▶ Records
-- Begin --

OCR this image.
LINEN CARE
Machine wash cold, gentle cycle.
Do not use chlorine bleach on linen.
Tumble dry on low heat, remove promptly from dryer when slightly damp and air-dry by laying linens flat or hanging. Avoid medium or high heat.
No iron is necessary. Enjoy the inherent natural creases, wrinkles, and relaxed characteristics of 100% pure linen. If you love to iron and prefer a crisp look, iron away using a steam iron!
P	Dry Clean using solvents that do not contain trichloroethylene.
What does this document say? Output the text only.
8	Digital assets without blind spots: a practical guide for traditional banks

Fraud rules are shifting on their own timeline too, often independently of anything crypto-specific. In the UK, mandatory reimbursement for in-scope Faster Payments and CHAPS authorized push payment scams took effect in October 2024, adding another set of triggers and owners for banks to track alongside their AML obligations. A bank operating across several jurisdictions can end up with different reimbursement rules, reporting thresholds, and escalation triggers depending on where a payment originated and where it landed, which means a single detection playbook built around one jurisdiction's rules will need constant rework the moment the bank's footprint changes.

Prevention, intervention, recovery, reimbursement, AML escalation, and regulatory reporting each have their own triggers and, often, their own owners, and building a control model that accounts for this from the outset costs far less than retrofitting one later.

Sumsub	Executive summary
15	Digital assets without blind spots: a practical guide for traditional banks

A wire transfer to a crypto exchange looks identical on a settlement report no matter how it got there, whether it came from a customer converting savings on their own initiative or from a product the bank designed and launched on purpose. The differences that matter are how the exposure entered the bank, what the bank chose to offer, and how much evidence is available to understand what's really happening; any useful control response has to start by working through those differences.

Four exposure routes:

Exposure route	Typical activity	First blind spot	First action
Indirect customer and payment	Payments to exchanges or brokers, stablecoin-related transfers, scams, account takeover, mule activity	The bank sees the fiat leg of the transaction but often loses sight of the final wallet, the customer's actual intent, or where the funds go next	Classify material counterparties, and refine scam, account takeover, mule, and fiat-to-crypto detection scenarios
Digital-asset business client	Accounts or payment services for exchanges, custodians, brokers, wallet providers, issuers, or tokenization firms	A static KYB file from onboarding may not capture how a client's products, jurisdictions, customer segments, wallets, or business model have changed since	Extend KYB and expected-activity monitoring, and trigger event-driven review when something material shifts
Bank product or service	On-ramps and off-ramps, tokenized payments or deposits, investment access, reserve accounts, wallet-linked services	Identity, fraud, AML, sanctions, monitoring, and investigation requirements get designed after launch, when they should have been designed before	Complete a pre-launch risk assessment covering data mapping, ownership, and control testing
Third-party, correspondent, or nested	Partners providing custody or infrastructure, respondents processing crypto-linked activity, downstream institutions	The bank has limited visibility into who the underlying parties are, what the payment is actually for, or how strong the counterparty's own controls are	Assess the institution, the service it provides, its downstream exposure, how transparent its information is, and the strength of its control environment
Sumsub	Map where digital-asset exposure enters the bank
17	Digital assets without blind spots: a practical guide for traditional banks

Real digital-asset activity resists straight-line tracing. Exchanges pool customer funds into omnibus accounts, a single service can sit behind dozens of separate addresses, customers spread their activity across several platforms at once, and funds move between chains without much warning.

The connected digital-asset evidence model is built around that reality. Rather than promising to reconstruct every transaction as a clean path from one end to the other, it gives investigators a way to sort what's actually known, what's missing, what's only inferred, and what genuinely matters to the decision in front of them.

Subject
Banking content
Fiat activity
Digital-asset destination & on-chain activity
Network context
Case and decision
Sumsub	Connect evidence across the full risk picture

-- End --

▶ SHORT EXERCISE
Find each line holding the string "using" and copy it out.

▶ PROBLEM SOLUTION
No iron is necessary. Enjoy the inherent natural creases, wrinkles, and relaxed characteristics of 100% pure linen. If you love to iron and prefer a crisp look, iron away using a steam iron!
P	Dry Clean using solvents that do not contain trichloroethylene.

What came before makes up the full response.